詳説日本野球研究BACK NUMBER
対巨人“戦意喪失”を克服した広島。
真っ向勝負の志を生んだキラ効果。
text by
小関順二Junji Koseki
photograph byNaoya Sanuki
posted2013/10/29 10:30
CSでは敗れたものの、レギュラーシーズンでは3勝0敗と巨人への抵抗の先鋒となった前田健太。
7月以降、対巨人戦の先発が変わった。
これは志の問題である。「♪ぼろは着ててもこころの錦」という水前寺清子の歌がある(いっぽんどっこの唄)。しかし、このときの広島には「貧すれば鈍する」という言葉のほうが似合っている。
6月30日現在の通算成績は29勝39敗1分け、勝率.426でリーグ4位。DeNAがわずか6厘差(0.5ゲーム差)で肉薄しているというありさまである。まさか9月以降、16勝9敗1分け、勝率.640でフィニッシュし、'97年以来16年ぶりのAクラスに入るとはこのとき誰も思わなかったに違いない。まして、クライマックスシリーズで2位阪神に連勝し、強い巨人とファイナルステージの舞台で日本シリーズをかけた戦いを演じようとは……。
広島の快進撃にはいろいろな理由があるが、私は苦手にしている強い巨人相手に正々堂々と前田健太、野村祐輔、バリントン、大竹寛の4本柱をぶつけて7月以降、善戦した(勝ち越し)自信、それがAクラス躍進の原動力になったと思う。前半と後半の先発ローテーションの顔ぶれを比較してみよう。

課題 –
広島の対巨人戦を論じたページ本文について、最後の文に続く部分を書いてください。

[文書構造認識データ]
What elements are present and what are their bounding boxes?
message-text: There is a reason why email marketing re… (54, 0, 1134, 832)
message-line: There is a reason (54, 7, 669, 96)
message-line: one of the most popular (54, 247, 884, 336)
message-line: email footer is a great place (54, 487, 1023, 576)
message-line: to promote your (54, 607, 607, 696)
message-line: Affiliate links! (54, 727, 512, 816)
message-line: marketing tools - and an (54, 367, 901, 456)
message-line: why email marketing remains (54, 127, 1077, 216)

課題の出力 –
◇3~6月までの巨人戦12試合の先発 ◇7~9月までの巨人戦12試合の先発
バリントン 3試合 バリントン 3試合
久本祐一 3試合 前田健太 3試合
中崎翔太 3試合 大竹寛 2試合
野村祐輔 1試合 野村祐輔 1試合
中村恭平 1試合 中崎翔太 1試合
前田健太 1試合 中村恭平 1試合
久本祐一 1試合
明らかに顔ぶれが変った。ちなみに、6月30日現在のチーム打率.238は12球団ワースト1位(11位はヤクルトの.240)、チーム本塁打39も西武と並んで12球団最低である。投手成績は防御率3.48がリーグ3位(12球団中7位)と悪くないので、ここまでチームが低迷した多くの責任は攻撃面にあることがわかる。
6月まで巨人と12試合戦って挙げた得点はわずか25。1試合平均2点ちょっとである。チーム打率、防御率ともリーグトップの巨人にまともに戦っても勝てるわけがないので、エース級はまだ勝てる可能性のある他球団に、と最初に書いた心理状態がリアルに伝わってくる。